_Exercise instructions:_ Reproduce the listing exactly, with no pictures in your copy.

_Provided data:_
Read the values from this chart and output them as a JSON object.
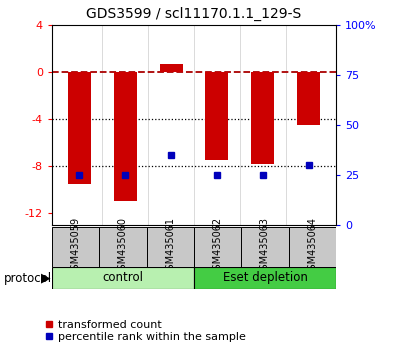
{
  "title": "GDS3599 / scl11170.1.1_129-S",
  "samples": [
    "GSM435059",
    "GSM435060",
    "GSM435061",
    "GSM435062",
    "GSM435063",
    "GSM435064"
  ],
  "red_values": [
    -9.5,
    -11.0,
    0.7,
    -7.5,
    -7.8,
    -4.5
  ],
  "blue_pct": [
    25,
    25,
    35,
    25,
    25,
    30
  ],
  "ylim_left": [
    -13,
    4
  ],
  "ylim_right": [
    0,
    100
  ],
  "yticks_left": [
    4,
    0,
    -4,
    -8,
    -12
  ],
  "yticks_right": [
    100,
    75,
    50,
    25,
    0
  ],
  "ytick_labels_right": [
    "100%",
    "75",
    "50",
    "25",
    "0"
  ],
  "hlines": [
    0,
    -4,
    -8
  ],
  "hline_styles": [
    "dashed",
    "dotted",
    "dotted"
  ],
  "hline_colors": [
    "#aa0000",
    "black",
    "black"
  ],
  "bar_width": 0.5,
  "red_color": "#cc0000",
  "blue_color": "#0000bb",
  "control_color": "#b8f0b0",
  "eset_color": "#44cc44",
  "legend_red_label": "transformed count",
  "legend_blue_label": "percentile rank within the sample",
  "protocol_label": "protocol",
  "title_fontsize": 10,
  "tick_fontsize": 8,
  "sample_fontsize": 7,
  "group_fontsize": 8.5,
  "legend_fontsize": 8
}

_Full response:_
Read the values from this chart and output them as a JSON object.
{
  "title": "GDS3599 / scl11170.1.1_129-S",
  "samples": [
    "GSM435059",
    "GSM435060",
    "GSM435061",
    "GSM435062",
    "GSM435063",
    "GSM435064"
  ],
  "red_values": [
    -9.5,
    -11.0,
    0.7,
    -7.5,
    -7.8,
    -4.5
  ],
  "blue_pct": [
    25,
    25,
    35,
    25,
    25,
    30
  ],
  "ylim_left": [
    -13,
    4
  ],
  "ylim_right": [
    0,
    100
  ],
  "yticks_left": [
    4,
    0,
    -4,
    -8,
    -12
  ],
  "yticks_right": [
    100,
    75,
    50,
    25,
    0
  ],
  "ytick_labels_right": [
    "100%",
    "75",
    "50",
    "25",
    "0"
  ],
  "hlines": [
    0,
    -4,
    -8
  ],
  "hline_styles": [
    "dashed",
    "dotted",
    "dotted"
  ],
  "hline_colors": [
    "#aa0000",
    "black",
    "black"
  ],
  "bar_width": 0.5,
  "red_color": "#cc0000",
  "blue_color": "#0000bb",
  "control_color": "#b8f0b0",
  "eset_color": "#44cc44",
  "legend_red_label": "transformed count",
  "legend_blue_label": "percentile rank within the sample",
  "protocol_label": "protocol",
  "title_fontsize": 10,
  "tick_fontsize": 8,
  "sample_fontsize": 7,
  "group_fontsize": 8.5,
  "legend_fontsize": 8
}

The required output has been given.